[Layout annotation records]
------------------------------------------------------------------------

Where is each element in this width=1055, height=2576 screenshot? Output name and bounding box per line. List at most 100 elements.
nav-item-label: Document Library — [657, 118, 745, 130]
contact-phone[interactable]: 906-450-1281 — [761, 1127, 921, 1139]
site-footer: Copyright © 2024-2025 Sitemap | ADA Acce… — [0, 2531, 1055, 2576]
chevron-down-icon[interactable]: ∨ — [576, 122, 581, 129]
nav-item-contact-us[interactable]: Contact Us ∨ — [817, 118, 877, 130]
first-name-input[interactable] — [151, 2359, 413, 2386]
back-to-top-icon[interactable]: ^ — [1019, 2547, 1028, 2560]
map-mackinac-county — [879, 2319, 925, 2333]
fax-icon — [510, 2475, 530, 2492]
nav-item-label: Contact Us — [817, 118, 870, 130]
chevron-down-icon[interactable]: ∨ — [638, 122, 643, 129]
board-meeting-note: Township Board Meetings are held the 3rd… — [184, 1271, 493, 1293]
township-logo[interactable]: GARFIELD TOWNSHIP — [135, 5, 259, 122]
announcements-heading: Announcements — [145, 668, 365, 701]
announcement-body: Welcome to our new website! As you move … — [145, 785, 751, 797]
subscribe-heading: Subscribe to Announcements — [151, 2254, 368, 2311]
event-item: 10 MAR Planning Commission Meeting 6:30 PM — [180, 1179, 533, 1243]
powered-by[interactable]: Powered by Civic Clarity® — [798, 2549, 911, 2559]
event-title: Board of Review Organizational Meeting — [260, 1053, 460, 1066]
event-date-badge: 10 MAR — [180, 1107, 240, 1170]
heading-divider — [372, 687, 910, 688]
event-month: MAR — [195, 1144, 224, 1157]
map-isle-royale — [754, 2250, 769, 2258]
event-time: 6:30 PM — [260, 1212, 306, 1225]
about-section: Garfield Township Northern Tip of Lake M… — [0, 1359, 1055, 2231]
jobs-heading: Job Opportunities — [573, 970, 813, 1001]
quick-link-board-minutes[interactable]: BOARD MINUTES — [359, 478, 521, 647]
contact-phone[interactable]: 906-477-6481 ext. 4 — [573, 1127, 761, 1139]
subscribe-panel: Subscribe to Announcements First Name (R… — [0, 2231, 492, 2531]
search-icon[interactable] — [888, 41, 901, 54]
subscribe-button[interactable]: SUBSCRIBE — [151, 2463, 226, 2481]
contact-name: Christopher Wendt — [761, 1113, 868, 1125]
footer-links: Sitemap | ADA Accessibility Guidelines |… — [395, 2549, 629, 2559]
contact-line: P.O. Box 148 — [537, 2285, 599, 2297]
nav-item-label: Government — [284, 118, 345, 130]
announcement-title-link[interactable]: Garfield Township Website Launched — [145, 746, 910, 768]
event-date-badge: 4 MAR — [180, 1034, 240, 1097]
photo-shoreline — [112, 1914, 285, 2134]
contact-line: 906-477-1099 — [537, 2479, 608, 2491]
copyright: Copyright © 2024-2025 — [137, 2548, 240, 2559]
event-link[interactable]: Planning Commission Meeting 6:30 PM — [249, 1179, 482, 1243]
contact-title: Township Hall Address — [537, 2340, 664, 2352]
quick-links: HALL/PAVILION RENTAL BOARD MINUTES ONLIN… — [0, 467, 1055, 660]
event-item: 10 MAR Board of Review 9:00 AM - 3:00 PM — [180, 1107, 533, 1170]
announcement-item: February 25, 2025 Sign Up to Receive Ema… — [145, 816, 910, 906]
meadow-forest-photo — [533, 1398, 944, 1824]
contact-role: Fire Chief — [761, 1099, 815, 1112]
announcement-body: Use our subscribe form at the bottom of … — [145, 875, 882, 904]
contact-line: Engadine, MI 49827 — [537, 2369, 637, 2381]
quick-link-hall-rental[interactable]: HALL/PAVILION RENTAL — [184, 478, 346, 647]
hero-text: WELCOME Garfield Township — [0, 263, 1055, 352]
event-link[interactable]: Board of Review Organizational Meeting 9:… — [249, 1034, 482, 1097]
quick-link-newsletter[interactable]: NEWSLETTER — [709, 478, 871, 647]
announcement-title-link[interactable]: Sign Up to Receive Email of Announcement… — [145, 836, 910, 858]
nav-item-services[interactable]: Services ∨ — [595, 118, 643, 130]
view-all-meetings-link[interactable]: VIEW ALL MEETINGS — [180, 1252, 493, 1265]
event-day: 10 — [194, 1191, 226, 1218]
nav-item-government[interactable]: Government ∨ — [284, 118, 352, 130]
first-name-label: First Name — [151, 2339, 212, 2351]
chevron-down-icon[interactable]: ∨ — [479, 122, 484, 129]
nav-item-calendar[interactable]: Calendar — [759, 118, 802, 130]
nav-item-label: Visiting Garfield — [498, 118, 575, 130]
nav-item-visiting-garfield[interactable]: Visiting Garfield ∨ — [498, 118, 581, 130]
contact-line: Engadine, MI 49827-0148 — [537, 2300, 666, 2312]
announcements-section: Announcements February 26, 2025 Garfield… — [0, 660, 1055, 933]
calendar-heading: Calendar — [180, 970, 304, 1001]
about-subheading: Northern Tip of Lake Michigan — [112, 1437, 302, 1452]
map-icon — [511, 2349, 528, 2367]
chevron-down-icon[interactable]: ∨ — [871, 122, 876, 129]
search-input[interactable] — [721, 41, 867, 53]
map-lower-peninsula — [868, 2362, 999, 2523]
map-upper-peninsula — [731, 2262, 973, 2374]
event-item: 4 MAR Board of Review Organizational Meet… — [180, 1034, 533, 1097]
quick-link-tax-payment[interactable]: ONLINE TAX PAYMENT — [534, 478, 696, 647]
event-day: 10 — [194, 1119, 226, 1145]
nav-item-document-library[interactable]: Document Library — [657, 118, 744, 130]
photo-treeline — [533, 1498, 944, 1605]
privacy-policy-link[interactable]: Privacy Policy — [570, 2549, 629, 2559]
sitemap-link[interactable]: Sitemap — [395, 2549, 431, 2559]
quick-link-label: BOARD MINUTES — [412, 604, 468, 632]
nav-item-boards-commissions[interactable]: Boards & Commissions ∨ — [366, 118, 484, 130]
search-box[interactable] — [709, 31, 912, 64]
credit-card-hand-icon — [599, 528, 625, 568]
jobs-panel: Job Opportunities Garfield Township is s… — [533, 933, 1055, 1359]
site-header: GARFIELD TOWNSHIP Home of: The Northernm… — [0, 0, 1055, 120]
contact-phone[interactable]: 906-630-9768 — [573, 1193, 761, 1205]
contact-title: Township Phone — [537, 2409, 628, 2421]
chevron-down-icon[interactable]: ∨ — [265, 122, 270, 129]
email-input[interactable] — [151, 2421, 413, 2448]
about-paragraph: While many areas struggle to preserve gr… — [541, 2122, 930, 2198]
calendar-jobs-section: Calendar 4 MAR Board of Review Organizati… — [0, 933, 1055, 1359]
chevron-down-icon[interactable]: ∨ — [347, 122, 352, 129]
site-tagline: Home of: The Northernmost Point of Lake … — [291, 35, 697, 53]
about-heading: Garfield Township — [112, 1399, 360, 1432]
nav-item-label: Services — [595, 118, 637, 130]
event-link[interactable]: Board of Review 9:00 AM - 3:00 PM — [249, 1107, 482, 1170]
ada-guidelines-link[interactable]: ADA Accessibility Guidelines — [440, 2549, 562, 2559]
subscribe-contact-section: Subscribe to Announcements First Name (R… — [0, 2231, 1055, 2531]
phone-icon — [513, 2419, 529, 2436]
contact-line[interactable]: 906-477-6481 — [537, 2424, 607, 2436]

------------------------------------------------------------------------

§ **EXERCISE BRIEF**
Rewrite the rows above, swapping each "chevron-down-icon" for "caret-down-icon" and leaving all other text unchanged.

§ **WORKED SOLUTION**
Where is each element in this width=1055, height=2576 screenshot? Output name and bounding box per line. List at most 100 elements.
nav-item-label: Document Library — [657, 118, 745, 130]
contact-phone[interactable]: 906-450-1281 — [761, 1127, 921, 1139]
site-footer: Copyright © 2024-2025 Sitemap | ADA Acce… — [0, 2531, 1055, 2576]
caret-down-icon[interactable]: ∨ — [576, 122, 581, 129]
nav-item-contact-us[interactable]: Contact Us ∨ — [817, 118, 877, 130]
first-name-input[interactable] — [151, 2359, 413, 2386]
back-to-top-icon[interactable]: ^ — [1019, 2547, 1028, 2560]
map-mackinac-county — [879, 2319, 925, 2333]
fax-icon — [510, 2475, 530, 2492]
nav-item-label: Contact Us — [817, 118, 870, 130]
caret-down-icon[interactable]: ∨ — [638, 122, 643, 129]
board-meeting-note: Township Board Meetings are held the 3rd… — [184, 1271, 493, 1293]
township-logo[interactable]: GARFIELD TOWNSHIP — [135, 5, 259, 122]
announcements-heading: Announcements — [145, 668, 365, 701]
announcement-body: Welcome to our new website! As you move … — [145, 785, 751, 797]
subscribe-heading: Subscribe to Announcements — [151, 2254, 368, 2311]
event-item: 10 MAR Planning Commission Meeting 6:30 PM — [180, 1179, 533, 1243]
powered-by[interactable]: Powered by Civic Clarity® — [798, 2549, 911, 2559]
event-title: Board of Review Organizational Meeting — [260, 1053, 460, 1066]
event-date-badge: 10 MAR — [180, 1107, 240, 1170]
heading-divider — [372, 687, 910, 688]
event-month: MAR — [195, 1144, 224, 1157]
map-isle-royale — [754, 2250, 769, 2258]
event-time: 6:30 PM — [260, 1212, 306, 1225]
about-section: Garfield Township Northern Tip of Lake M… — [0, 1359, 1055, 2231]
jobs-heading: Job Opportunities — [573, 970, 813, 1001]
quick-link-board-minutes[interactable]: BOARD MINUTES — [359, 478, 521, 647]
contact-phone[interactable]: 906-477-6481 ext. 4 — [573, 1127, 761, 1139]
subscribe-panel: Subscribe to Announcements First Name (R… — [0, 2231, 492, 2531]
search-icon[interactable] — [888, 41, 901, 54]
subscribe-button[interactable]: SUBSCRIBE — [151, 2463, 226, 2481]
contact-name: Christopher Wendt — [761, 1113, 868, 1125]
footer-links: Sitemap | ADA Accessibility Guidelines |… — [395, 2549, 629, 2559]
contact-line: P.O. Box 148 — [537, 2285, 599, 2297]
nav-item-label: Government — [284, 118, 345, 130]
announcement-title-link[interactable]: Garfield Township Website Launched — [145, 746, 910, 768]
event-date-badge: 4 MAR — [180, 1034, 240, 1097]
photo-shoreline — [112, 1914, 285, 2134]
contact-line: 906-477-1099 — [537, 2479, 608, 2491]
copyright: Copyright © 2024-2025 — [137, 2548, 240, 2559]
event-link[interactable]: Planning Commission Meeting 6:30 PM — [249, 1179, 482, 1243]
contact-title: Township Hall Address — [537, 2340, 664, 2352]
quick-links: HALL/PAVILION RENTAL BOARD MINUTES ONLIN… — [0, 467, 1055, 660]
event-item: 10 MAR Board of Review 9:00 AM - 3:00 PM — [180, 1107, 533, 1170]
announcement-item: February 25, 2025 Sign Up to Receive Ema… — [145, 816, 910, 906]
meadow-forest-photo — [533, 1398, 944, 1824]
contact-role: Fire Chief — [761, 1099, 815, 1112]
announcement-body: Use our subscribe form at the bottom of … — [145, 875, 882, 904]
contact-line: Engadine, MI 49827 — [537, 2369, 637, 2381]
quick-link-hall-rental[interactable]: HALL/PAVILION RENTAL — [184, 478, 346, 647]
hero-text: WELCOME Garfield Township — [0, 263, 1055, 352]
event-link[interactable]: Board of Review Organizational Meeting 9:… — [249, 1034, 482, 1097]
quick-link-newsletter[interactable]: NEWSLETTER — [709, 478, 871, 647]
announcement-title-link[interactable]: Sign Up to Receive Email of Announcement… — [145, 836, 910, 858]
nav-item-services[interactable]: Services ∨ — [595, 118, 643, 130]
view-all-meetings-link[interactable]: VIEW ALL MEETINGS — [180, 1252, 493, 1265]
event-day: 10 — [194, 1191, 226, 1218]
nav-item-government[interactable]: Government ∨ — [284, 118, 352, 130]
first-name-label: First Name — [151, 2339, 212, 2351]
caret-down-icon[interactable]: ∨ — [479, 122, 484, 129]
nav-item-calendar[interactable]: Calendar — [759, 118, 802, 130]
nav-item-label: Visiting Garfield — [498, 118, 575, 130]
nav-item-visiting-garfield[interactable]: Visiting Garfield ∨ — [498, 118, 581, 130]
contact-line: Engadine, MI 49827-0148 — [537, 2300, 666, 2312]
announcements-section: Announcements February 26, 2025 Garfield… — [0, 660, 1055, 933]
calendar-heading: Calendar — [180, 970, 304, 1001]
about-subheading: Northern Tip of Lake Michigan — [112, 1437, 302, 1452]
map-icon — [511, 2349, 528, 2367]
caret-down-icon[interactable]: ∨ — [871, 122, 876, 129]
search-input[interactable] — [721, 41, 867, 53]
map-lower-peninsula — [868, 2362, 999, 2523]
map-upper-peninsula — [731, 2262, 973, 2374]
event-item: 4 MAR Board of Review Organizational Meet… — [180, 1034, 533, 1097]
quick-link-tax-payment[interactable]: ONLINE TAX PAYMENT — [534, 478, 696, 647]
event-day: 10 — [194, 1119, 226, 1145]
nav-item-document-library[interactable]: Document Library — [657, 118, 744, 130]
photo-treeline — [533, 1498, 944, 1605]
privacy-policy-link[interactable]: Privacy Policy — [570, 2549, 629, 2559]
sitemap-link[interactable]: Sitemap — [395, 2549, 431, 2559]
quick-link-label: BOARD MINUTES — [412, 604, 468, 632]
nav-item-boards-commissions[interactable]: Boards & Commissions ∨ — [366, 118, 484, 130]
search-box[interactable] — [709, 31, 912, 64]
credit-card-hand-icon — [599, 528, 625, 568]
jobs-panel: Job Opportunities Garfield Township is s… — [533, 933, 1055, 1359]
site-header: GARFIELD TOWNSHIP Home of: The Northernm… — [0, 0, 1055, 120]
contact-phone[interactable]: 906-630-9768 — [573, 1193, 761, 1205]
contact-title: Township Phone — [537, 2409, 628, 2421]
caret-down-icon[interactable]: ∨ — [265, 122, 270, 129]
email-input[interactable] — [151, 2421, 413, 2448]
about-paragraph: While many areas struggle to preserve gr… — [541, 2122, 930, 2198]
calendar-jobs-section: Calendar 4 MAR Board of Review Organizati… — [0, 933, 1055, 1359]
caret-down-icon[interactable]: ∨ — [347, 122, 352, 129]
site-tagline: Home of: The Northernmost Point of Lake … — [291, 35, 697, 53]
about-heading: Garfield Township — [112, 1399, 360, 1432]
nav-item-label: Services — [595, 118, 637, 130]
event-link[interactable]: Board of Review 9:00 AM - 3:00 PM — [249, 1107, 482, 1170]
ada-guidelines-link[interactable]: ADA Accessibility Guidelines — [440, 2549, 562, 2559]
subscribe-contact-section: Subscribe to Announcements First Name (R… — [0, 2231, 1055, 2531]
phone-icon — [513, 2419, 529, 2436]
contact-line[interactable]: 906-477-6481 — [537, 2424, 607, 2436]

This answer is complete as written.